WORK TO BE COMPLETED: Can the data below be set down again exactly, line for line?

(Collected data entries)
****
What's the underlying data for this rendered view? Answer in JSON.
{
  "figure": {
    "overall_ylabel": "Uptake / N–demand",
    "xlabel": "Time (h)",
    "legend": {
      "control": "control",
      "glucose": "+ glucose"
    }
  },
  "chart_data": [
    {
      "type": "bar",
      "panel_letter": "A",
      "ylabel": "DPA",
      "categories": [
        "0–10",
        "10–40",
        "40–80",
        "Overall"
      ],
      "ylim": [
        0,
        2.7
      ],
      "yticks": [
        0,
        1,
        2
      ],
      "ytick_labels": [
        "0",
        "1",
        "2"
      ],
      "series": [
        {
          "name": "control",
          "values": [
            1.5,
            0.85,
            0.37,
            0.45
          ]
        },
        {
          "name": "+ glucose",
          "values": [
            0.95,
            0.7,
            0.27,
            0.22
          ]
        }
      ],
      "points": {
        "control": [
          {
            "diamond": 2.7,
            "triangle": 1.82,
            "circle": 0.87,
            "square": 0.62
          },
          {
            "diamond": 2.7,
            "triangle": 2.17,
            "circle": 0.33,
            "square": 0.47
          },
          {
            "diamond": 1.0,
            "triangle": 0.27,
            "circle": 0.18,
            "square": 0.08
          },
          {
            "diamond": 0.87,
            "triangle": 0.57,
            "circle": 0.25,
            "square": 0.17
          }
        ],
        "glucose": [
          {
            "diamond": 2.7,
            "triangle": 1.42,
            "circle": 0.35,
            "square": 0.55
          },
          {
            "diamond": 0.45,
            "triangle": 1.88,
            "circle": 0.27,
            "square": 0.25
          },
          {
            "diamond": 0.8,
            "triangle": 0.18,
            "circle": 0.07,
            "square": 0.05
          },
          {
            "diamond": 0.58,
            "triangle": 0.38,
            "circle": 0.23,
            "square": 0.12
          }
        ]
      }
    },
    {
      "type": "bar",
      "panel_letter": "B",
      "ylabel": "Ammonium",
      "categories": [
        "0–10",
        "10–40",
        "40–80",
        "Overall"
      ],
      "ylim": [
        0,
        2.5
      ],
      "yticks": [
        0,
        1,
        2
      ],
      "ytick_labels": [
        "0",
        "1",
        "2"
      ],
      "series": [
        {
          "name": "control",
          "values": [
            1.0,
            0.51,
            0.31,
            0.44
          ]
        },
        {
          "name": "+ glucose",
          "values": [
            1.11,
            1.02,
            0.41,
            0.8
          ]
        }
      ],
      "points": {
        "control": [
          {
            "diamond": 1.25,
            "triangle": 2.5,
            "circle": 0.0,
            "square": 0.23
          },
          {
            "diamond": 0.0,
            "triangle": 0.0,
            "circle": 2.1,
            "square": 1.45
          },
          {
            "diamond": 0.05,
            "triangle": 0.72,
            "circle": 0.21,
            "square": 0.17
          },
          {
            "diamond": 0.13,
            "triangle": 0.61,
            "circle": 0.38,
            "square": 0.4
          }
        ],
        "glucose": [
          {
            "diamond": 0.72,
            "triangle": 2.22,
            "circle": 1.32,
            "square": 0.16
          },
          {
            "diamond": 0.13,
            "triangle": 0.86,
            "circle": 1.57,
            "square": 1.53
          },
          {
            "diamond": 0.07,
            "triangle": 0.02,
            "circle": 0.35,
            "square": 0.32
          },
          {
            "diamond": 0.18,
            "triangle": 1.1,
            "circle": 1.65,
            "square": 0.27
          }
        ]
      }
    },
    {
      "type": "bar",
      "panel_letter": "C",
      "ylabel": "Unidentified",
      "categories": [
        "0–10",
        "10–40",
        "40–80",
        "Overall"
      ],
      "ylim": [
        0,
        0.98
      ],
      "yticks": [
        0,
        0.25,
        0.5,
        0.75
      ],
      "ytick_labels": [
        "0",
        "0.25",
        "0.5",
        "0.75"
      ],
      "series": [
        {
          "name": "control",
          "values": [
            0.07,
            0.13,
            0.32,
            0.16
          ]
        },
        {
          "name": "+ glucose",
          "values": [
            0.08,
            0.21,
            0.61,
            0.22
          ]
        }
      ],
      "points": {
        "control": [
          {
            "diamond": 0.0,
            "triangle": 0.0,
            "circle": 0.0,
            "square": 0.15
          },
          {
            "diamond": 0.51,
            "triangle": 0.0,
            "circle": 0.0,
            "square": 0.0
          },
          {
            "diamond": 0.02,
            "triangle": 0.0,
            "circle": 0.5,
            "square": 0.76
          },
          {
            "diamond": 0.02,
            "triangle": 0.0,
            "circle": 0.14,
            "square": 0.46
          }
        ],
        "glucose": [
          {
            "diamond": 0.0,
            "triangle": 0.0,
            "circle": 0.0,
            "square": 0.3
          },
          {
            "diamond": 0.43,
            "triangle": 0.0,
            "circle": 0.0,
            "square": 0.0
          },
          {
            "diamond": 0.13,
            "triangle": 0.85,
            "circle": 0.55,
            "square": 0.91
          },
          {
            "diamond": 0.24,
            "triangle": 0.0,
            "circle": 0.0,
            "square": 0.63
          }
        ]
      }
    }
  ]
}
****
EXERCISE RESULT:
What's the underlying data for this rendered view? Answer in JSON.
{
  "figure": {
    "overall_ylabel": "Uptake / N–demand",
    "xlabel": "Time (h)",
    "legend": {
      "control": "control",
      "glucose": "+ glucose"
    }
  },
  "chart_data": [
    {
      "type": "bar",
      "panel_letter": "A",
      "ylabel": "DPA",
      "categories": [
        "0–10",
        "10–40",
        "40–80",
        "Overall"
      ],
      "ylim": [
        0,
        2.7
      ],
      "yticks": [
        0,
        1,
        2
      ],
      "ytick_labels": [
        "0",
        "1",
        "2"
      ],
      "series": [
        {
          "name": "control",
          "values": [
            1.5,
            0.85,
            0.37,
            0.45
          ]
        },
        {
          "name": "+ glucose",
          "values": [
            0.95,
            0.7,
            0.27,
            0.22
          ]
        }
      ],
      "points": {
        "control": [
          {
            "diamond": 2.7,
            "triangle": 1.82,
            "circle": 0.87,
            "square": 0.62
          },
          {
            "diamond": 2.7,
            "triangle": 2.17,
            "circle": 0.33,
            "square": 0.47
          },
          {
            "diamond": 1.0,
            "triangle": 0.27,
            "circle": 0.18,
            "square": 0.08
          },
          {
            "diamond": 0.87,
            "triangle": 0.57,
            "circle": 0.25,
            "square": 0.17
          }
        ],
        "glucose": [
          {
            "diamond": 2.7,
            "triangle": 1.42,
            "circle": 0.35,
            "square": 0.55
          },
          {
            "diamond": 0.45,
            "triangle": 1.88,
            "circle": 0.27,
            "square": 0.25
          },
          {
            "diamond": 0.8,
            "triangle": 0.18,
            "circle": 0.07,
            "square": 0.05
          },
          {
            "diamond": 0.58,
            "triangle": 0.38,
            "circle": 0.23,
            "square": 0.12
          }
        ]
      }
    },
    {
      "type": "bar",
      "panel_letter": "B",
      "ylabel": "Ammonium",
      "categories": [
        "0–10",
        "10–40",
        "40–80",
        "Overall"
      ],
      "ylim": [
        0,
        2.5
      ],
      "yticks": [
        0,
        1,
        2
      ],
      "ytick_labels": [
        "0",
        "1",
        "2"
      ],
      "series": [
        {
          "name": "control",
          "values": [
            1.0,
            0.51,
            0.31,
            0.44
          ]
        },
        {
          "name": "+ glucose",
          "values": [
            1.11,
            1.02,
            0.41,
            0.8
          ]
        }
      ],
      "points": {
        "control": [
          {
            "diamond": 1.25,
            "triangle": 2.5,
            "circle": 0.0,
            "square": 0.23
          },
          {
            "diamond": 0.0,
            "triangle": 0.0,
            "circle": 2.1,
            "square": 1.45
          },
          {
            "diamond": 0.05,
            "triangle": 0.72,
            "circle": 0.21,
            "square": 0.17
          },
          {
            "diamond": 0.13,
            "triangle": 0.61,
            "circle": 0.38,
            "square": 0.4
          }
        ],
        "glucose": [
          {
            "diamond": 0.72,
            "triangle": 2.22,
            "circle": 1.32,
            "square": 0.16
          },
          {
            "diamond": 0.13,
            "triangle": 0.86,
            "circle": 1.57,
            "square": 1.53
          },
          {
            "diamond": 0.07,
            "triangle": 0.02,
            "circle": 0.35,
            "square": 0.32
          },
          {
            "diamond": 0.18,
            "triangle": 1.1,
            "circle": 1.65,
            "square": 0.27
          }
        ]
      }
    },
    {
      "type": "bar",
      "panel_letter": "C",
      "ylabel": "Unidentified",
      "categories": [
        "0–10",
        "10–40",
        "40–80",
        "Overall"
      ],
      "ylim": [
        0,
        0.98
      ],
      "yticks": [
        0,
        0.25,
        0.5,
        0.75
      ],
      "ytick_labels": [
        "0",
        "0.25",
        "0.5",
        "0.75"
      ],
      "series": [
        {
          "name": "control",
          "values": [
            0.07,
            0.13,
            0.32,
            0.16
          ]
        },
        {
          "name": "+ glucose",
          "values": [
            0.08,
            0.21,
            0.61,
            0.22
          ]
        }
      ],
      "points": {
        "control": [
          {
            "diamond": 0.0,
            "triangle": 0.0,
            "circle": 0.0,
            "square": 0.15
          },
          {
            "diamond": 0.51,
            "triangle": 0.0,
            "circle": 0.0,
            "square": 0.0
          },
          {
            "diamond": 0.02,
            "triangle": 0.0,
            "circle": 0.5,
            "square": 0.76
          },
          {
            "diamond": 0.02,
            "triangle": 0.0,
            "circle": 0.14,
            "square": 0.46
          }
        ],
        "glucose": [
          {
            "diamond": 0.0,
            "triangle": 0.0,
            "circle": 0.0,
            "square": 0.3
          },
          {
            "diamond": 0.43,
            "triangle": 0.0,
            "circle": 0.0,
            "square": 0.0
          },
          {
            "diamond": 0.13,
            "triangle": 0.85,
            "circle": 0.55,
            "square": 0.91
          },
          {
            "diamond": 0.24,
            "triangle": 0.0,
            "circle": 0.0,
            "square": 0.63
          }
        ]
      }
    }
  ]
}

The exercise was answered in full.